■ Task directions ■
Take every line where the string "AMERIKY" appears and copy it.
▬▬▬▬▬▬▬▬▬▬
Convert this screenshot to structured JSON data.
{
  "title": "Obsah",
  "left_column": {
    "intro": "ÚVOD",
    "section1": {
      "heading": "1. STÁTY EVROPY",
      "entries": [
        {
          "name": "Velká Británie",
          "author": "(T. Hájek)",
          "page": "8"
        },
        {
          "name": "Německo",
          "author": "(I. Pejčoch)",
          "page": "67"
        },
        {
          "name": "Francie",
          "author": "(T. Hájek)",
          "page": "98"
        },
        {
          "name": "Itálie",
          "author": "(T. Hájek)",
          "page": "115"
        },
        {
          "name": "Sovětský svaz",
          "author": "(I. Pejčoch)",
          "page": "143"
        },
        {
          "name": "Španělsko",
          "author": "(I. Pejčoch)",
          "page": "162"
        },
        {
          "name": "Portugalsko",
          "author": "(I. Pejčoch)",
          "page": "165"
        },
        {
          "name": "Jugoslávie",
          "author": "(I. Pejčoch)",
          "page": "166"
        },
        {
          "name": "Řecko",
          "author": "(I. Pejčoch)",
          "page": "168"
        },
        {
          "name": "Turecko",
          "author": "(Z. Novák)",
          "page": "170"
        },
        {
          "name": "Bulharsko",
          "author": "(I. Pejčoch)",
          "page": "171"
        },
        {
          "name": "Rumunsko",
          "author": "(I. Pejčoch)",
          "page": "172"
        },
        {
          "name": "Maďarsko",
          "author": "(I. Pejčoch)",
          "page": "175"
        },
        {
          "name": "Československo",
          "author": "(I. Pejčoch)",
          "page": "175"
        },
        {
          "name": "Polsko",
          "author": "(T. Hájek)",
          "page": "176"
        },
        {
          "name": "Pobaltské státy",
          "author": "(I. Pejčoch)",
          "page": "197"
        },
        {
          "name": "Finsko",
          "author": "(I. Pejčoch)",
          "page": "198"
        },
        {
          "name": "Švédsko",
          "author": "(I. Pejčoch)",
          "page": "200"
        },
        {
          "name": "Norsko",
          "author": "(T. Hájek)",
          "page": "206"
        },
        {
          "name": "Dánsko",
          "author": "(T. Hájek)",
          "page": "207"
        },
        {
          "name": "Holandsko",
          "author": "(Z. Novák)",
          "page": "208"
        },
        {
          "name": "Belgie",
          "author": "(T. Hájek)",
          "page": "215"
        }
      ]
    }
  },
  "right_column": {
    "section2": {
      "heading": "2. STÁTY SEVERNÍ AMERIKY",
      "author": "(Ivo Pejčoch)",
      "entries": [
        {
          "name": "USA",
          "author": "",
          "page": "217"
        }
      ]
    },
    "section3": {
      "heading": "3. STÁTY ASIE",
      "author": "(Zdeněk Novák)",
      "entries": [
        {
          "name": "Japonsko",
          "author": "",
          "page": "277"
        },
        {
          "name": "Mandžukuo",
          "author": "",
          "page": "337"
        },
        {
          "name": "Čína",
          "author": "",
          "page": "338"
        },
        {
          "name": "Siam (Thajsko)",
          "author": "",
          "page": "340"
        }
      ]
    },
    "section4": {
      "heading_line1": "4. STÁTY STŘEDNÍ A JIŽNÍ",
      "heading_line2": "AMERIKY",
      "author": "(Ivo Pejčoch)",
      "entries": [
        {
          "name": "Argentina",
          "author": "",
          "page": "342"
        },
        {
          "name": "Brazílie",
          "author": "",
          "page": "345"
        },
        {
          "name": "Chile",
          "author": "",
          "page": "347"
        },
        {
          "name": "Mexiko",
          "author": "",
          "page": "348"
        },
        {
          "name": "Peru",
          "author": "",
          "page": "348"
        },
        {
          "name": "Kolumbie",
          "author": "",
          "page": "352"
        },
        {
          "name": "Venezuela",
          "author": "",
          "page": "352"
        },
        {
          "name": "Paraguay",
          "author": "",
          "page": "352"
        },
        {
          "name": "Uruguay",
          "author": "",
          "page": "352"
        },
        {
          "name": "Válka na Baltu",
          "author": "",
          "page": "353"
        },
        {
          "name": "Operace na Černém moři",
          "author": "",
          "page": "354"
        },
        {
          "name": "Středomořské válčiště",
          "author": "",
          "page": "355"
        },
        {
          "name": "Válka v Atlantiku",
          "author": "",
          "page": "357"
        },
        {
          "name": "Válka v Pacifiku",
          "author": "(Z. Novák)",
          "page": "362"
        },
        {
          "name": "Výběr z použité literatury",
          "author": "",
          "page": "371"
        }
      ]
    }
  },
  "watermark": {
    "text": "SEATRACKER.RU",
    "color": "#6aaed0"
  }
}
▬▬▬▬▬▬▬▬▬▬
■ Solution ■
      "heading": "2. STÁTY SEVERNÍ AMERIKY",
      "heading_line2": "AMERIKY",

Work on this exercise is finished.